**EXERCISE INPUTS:**
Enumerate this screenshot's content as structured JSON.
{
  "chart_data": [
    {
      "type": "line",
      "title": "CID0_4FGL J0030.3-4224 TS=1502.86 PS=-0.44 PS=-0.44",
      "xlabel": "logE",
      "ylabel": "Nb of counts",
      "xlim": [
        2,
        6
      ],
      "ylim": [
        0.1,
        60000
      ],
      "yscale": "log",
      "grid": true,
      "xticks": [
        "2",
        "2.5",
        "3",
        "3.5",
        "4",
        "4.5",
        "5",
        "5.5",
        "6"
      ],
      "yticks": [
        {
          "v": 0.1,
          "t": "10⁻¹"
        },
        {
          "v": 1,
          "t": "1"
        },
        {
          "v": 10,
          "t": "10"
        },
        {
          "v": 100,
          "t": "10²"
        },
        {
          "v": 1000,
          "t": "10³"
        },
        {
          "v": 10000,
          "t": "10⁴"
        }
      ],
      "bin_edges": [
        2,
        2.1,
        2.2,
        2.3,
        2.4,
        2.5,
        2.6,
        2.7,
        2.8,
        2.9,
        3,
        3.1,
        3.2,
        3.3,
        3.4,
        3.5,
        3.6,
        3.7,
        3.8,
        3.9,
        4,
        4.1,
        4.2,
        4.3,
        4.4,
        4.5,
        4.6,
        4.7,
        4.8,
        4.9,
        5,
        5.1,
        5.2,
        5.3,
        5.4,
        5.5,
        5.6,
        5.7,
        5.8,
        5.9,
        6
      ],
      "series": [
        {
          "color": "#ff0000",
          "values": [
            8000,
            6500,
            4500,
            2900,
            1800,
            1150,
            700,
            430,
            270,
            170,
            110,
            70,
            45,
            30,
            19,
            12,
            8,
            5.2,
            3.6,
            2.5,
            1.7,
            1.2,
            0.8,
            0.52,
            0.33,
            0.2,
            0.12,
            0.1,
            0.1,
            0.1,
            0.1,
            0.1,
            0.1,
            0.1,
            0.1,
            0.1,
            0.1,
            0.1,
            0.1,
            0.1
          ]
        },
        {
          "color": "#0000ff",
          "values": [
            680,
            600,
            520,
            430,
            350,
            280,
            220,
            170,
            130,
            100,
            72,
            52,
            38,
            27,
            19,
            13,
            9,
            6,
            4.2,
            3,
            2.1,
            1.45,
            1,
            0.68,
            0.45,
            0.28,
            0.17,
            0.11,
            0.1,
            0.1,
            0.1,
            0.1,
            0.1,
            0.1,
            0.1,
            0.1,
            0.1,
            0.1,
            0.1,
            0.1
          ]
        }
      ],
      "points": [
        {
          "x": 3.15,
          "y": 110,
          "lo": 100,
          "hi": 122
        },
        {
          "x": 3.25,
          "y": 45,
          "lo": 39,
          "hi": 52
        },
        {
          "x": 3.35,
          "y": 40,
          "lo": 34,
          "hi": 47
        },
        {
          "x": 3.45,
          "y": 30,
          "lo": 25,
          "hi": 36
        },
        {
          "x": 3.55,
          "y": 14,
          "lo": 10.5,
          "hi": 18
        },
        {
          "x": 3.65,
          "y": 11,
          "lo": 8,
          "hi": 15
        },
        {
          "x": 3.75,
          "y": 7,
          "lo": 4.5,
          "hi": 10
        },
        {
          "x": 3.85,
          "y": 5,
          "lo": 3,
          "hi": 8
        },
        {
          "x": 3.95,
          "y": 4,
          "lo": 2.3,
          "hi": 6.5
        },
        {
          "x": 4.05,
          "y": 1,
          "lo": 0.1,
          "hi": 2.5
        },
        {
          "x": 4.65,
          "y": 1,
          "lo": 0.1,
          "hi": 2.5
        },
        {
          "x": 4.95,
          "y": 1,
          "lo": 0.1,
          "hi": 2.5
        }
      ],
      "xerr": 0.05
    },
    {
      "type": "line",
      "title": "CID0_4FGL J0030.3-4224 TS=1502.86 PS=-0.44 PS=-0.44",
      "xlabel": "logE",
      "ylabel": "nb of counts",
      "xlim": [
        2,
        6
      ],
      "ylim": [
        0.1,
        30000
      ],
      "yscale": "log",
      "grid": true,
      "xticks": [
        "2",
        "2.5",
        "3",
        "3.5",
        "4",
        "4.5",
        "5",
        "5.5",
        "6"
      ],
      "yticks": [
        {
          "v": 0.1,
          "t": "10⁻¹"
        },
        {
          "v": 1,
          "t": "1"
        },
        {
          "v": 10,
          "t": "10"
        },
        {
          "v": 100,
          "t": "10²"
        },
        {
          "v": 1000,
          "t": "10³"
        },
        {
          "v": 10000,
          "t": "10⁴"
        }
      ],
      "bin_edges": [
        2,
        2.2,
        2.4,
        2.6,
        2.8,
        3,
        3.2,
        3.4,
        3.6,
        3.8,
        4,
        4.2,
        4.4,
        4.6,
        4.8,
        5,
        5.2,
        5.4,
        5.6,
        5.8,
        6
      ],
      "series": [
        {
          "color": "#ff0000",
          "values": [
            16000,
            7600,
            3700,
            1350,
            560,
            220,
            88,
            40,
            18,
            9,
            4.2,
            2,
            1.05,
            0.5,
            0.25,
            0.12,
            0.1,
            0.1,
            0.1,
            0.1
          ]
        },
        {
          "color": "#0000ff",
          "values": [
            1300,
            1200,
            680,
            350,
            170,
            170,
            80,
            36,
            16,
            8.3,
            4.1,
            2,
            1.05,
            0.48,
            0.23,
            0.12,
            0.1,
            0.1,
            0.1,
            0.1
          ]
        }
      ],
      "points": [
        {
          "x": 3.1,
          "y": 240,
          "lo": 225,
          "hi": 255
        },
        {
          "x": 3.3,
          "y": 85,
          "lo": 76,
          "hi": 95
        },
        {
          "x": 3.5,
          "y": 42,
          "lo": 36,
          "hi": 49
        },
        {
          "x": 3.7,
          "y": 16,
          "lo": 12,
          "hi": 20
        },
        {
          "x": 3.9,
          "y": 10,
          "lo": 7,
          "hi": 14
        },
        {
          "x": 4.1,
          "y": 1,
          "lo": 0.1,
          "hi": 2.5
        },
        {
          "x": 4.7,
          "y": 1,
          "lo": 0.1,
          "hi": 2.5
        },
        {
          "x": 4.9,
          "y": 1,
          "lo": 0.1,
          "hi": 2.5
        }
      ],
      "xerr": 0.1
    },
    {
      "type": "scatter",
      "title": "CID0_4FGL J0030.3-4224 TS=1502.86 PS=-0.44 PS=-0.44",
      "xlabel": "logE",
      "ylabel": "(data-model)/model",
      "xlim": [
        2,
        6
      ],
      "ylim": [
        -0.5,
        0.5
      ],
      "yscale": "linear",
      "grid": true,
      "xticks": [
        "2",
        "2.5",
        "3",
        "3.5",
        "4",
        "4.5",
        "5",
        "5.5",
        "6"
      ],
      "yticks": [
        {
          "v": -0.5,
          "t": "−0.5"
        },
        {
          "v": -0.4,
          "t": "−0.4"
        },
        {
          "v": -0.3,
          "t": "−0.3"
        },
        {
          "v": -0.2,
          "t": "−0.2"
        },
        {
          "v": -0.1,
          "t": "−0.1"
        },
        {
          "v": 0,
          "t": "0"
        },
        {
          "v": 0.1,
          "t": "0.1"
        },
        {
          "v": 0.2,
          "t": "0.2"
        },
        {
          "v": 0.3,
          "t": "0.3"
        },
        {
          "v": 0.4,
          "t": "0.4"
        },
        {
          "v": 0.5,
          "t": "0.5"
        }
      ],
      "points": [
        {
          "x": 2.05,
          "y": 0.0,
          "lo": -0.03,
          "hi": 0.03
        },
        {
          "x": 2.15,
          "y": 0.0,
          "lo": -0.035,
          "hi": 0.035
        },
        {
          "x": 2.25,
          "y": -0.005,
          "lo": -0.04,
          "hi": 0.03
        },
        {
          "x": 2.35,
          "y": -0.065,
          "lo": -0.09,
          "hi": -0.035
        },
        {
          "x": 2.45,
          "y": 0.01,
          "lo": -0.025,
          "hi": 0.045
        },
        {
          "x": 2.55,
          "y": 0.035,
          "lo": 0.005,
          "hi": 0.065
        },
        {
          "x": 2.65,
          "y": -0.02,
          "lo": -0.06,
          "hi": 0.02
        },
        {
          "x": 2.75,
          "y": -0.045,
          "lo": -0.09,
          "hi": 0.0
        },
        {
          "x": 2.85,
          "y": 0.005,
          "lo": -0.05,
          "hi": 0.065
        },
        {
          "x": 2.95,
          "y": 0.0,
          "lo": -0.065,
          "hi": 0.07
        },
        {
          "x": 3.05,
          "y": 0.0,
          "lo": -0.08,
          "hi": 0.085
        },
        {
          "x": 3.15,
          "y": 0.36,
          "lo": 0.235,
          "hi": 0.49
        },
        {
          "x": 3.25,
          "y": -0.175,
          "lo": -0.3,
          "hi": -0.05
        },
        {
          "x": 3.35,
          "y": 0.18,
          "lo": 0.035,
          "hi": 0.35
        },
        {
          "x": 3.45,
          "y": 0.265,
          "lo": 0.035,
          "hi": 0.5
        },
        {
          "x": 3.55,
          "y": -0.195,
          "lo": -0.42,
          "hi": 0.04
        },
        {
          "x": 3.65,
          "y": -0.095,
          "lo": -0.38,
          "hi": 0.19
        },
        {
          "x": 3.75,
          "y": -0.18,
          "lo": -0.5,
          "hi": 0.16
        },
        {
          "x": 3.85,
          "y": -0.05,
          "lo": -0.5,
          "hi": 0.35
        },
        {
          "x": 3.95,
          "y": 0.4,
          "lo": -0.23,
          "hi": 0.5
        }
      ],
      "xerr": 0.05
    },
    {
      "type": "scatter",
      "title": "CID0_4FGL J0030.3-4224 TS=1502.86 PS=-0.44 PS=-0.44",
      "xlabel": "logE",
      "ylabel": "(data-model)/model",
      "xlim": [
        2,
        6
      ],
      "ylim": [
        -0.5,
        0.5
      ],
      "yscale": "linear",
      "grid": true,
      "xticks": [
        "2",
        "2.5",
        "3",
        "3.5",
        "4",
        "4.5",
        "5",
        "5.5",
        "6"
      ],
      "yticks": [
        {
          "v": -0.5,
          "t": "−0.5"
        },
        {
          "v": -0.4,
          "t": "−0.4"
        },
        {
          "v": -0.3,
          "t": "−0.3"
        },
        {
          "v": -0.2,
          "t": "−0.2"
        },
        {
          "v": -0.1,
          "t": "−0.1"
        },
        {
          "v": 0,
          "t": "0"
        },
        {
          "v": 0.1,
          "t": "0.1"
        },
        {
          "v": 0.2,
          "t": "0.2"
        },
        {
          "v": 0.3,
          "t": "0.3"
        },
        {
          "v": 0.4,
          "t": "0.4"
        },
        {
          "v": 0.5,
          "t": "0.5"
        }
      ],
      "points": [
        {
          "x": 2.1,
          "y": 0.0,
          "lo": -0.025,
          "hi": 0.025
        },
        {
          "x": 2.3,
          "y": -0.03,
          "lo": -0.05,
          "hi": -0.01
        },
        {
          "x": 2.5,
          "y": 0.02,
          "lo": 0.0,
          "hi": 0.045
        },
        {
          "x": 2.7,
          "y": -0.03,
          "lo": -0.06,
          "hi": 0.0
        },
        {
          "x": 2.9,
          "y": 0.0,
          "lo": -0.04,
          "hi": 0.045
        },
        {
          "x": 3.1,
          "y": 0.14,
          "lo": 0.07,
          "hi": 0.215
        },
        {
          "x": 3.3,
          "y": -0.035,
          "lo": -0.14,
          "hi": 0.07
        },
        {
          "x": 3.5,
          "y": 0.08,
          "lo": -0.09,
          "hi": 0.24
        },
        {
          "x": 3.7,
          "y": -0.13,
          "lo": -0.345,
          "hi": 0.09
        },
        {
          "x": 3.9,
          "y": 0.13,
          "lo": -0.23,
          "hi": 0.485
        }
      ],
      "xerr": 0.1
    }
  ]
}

**PROMPT:**
Extract every line above that contains the word "counts".

**SOLUTION TO THIS TASK:**
      "ylabel": "Nb of counts",
      "ylabel": "nb of counts",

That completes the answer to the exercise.